= Goal =
Quote the entries word for word. Omit the pictures.

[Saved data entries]

━━━━━━━━━━

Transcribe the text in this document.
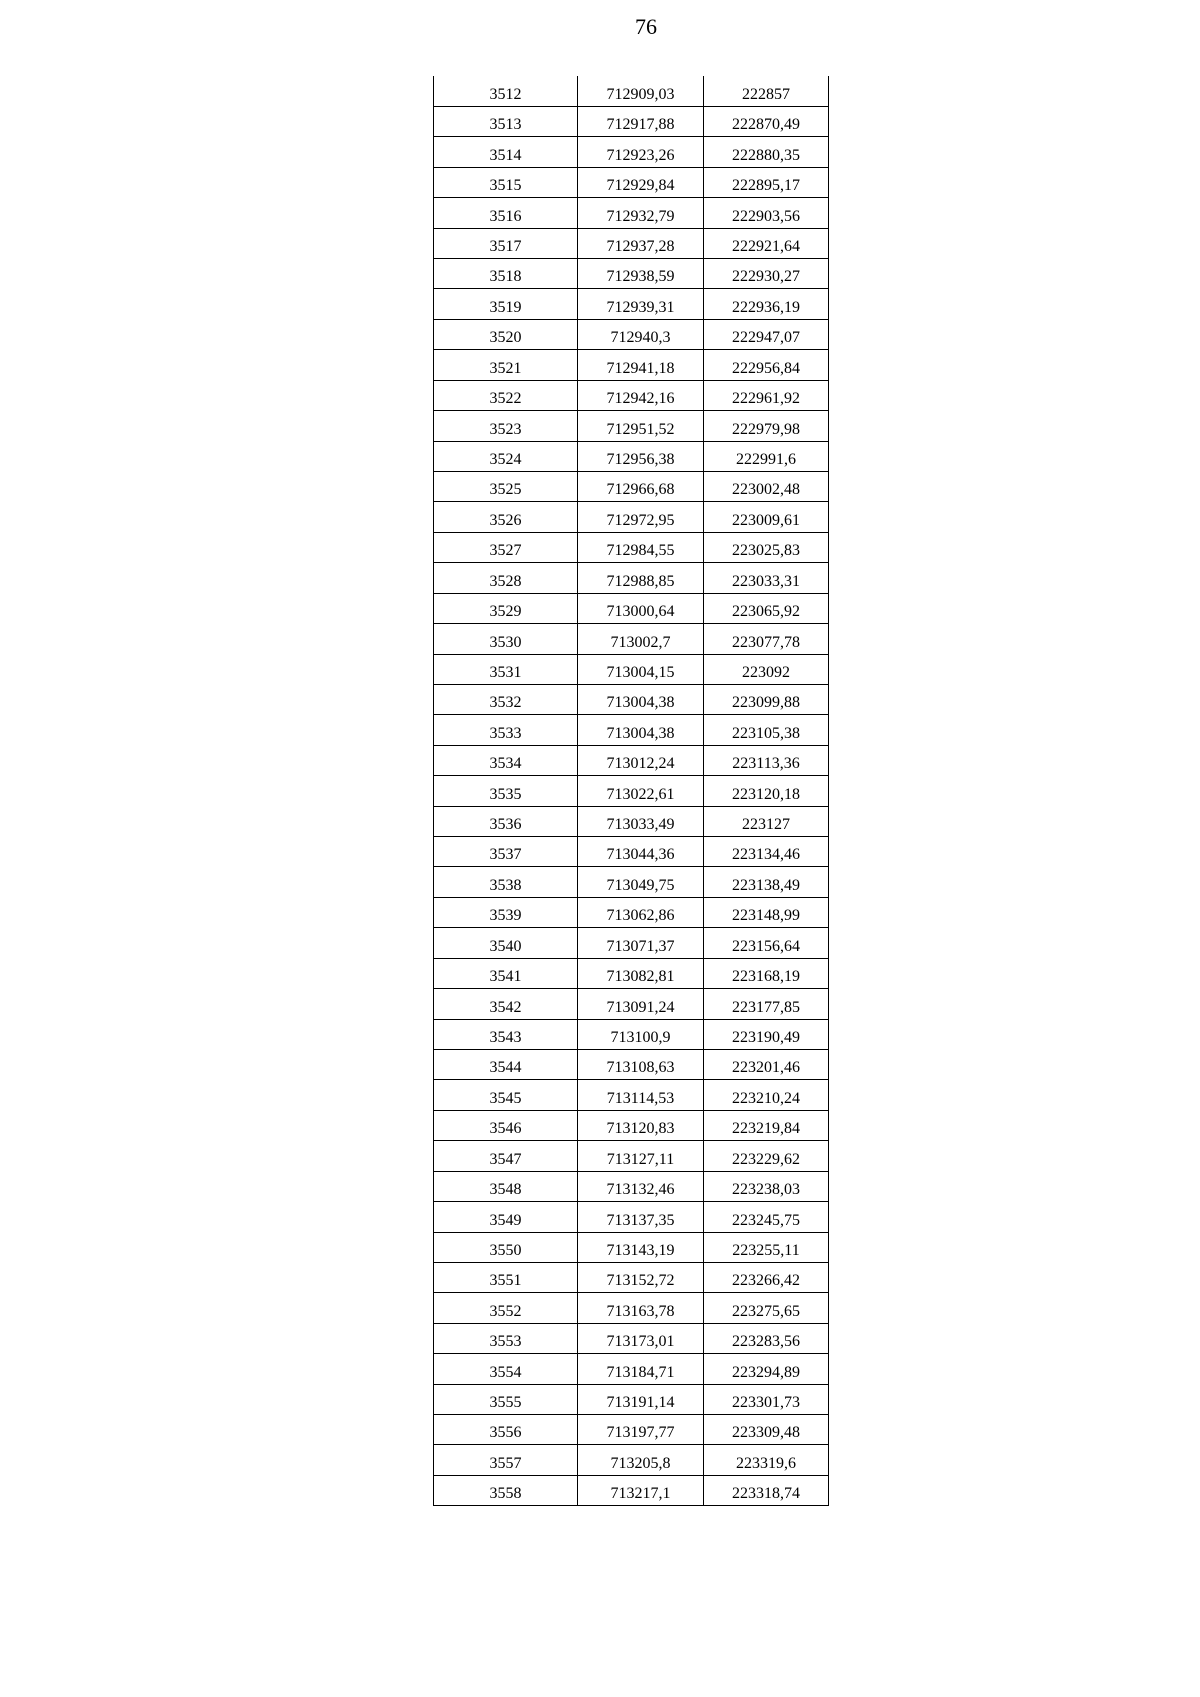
76
3512	712909,03	222857
3513	712917,88	222870,49
3514	712923,26	222880,35
3515	712929,84	222895,17
3516	712932,79	222903,56
3517	712937,28	222921,64
3518	712938,59	222930,27
3519	712939,31	222936,19
3520	712940,3	222947,07
3521	712941,18	222956,84
3522	712942,16	222961,92
3523	712951,52	222979,98
3524	712956,38	222991,6
3525	712966,68	223002,48
3526	712972,95	223009,61
3527	712984,55	223025,83
3528	712988,85	223033,31
3529	713000,64	223065,92
3530	713002,7	223077,78
3531	713004,15	223092
3532	713004,38	223099,88
3533	713004,38	223105,38
3534	713012,24	223113,36
3535	713022,61	223120,18
3536	713033,49	223127
3537	713044,36	223134,46
3538	713049,75	223138,49
3539	713062,86	223148,99
3540	713071,37	223156,64
3541	713082,81	223168,19
3542	713091,24	223177,85
3543	713100,9	223190,49
3544	713108,63	223201,46
3545	713114,53	223210,24
3546	713120,83	223219,84
3547	713127,11	223229,62
3548	713132,46	223238,03
3549	713137,35	223245,75
3550	713143,19	223255,11
3551	713152,72	223266,42
3552	713163,78	223275,65
3553	713173,01	223283,56
3554	713184,71	223294,89
3555	713191,14	223301,73
3556	713197,77	223309,48
3557	713205,8	223319,6
3558	713217,1	223318,74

━━━━━━━━━━

= Solution for this exercise =
Transcribe the text in this document.
76
3512	712909,03	222857
3513	712917,88	222870,49
3514	712923,26	222880,35
3515	712929,84	222895,17
3516	712932,79	222903,56
3517	712937,28	222921,64
3518	712938,59	222930,27
3519	712939,31	222936,19
3520	712940,3	222947,07
3521	712941,18	222956,84
3522	712942,16	222961,92
3523	712951,52	222979,98
3524	712956,38	222991,6
3525	712966,68	223002,48
3526	712972,95	223009,61
3527	712984,55	223025,83
3528	712988,85	223033,31
3529	713000,64	223065,92
3530	713002,7	223077,78
3531	713004,15	223092
3532	713004,38	223099,88
3533	713004,38	223105,38
3534	713012,24	223113,36
3535	713022,61	223120,18
3536	713033,49	223127
3537	713044,36	223134,46
3538	713049,75	223138,49
3539	713062,86	223148,99
3540	713071,37	223156,64
3541	713082,81	223168,19
3542	713091,24	223177,85
3543	713100,9	223190,49
3544	713108,63	223201,46
3545	713114,53	223210,24
3546	713120,83	223219,84
3547	713127,11	223229,62
3548	713132,46	223238,03
3549	713137,35	223245,75
3550	713143,19	223255,11
3551	713152,72	223266,42
3552	713163,78	223275,65
3553	713173,01	223283,56
3554	713184,71	223294,89
3555	713191,14	223301,73
3556	713197,77	223309,48
3557	713205,8	223319,6
3558	713217,1	223318,74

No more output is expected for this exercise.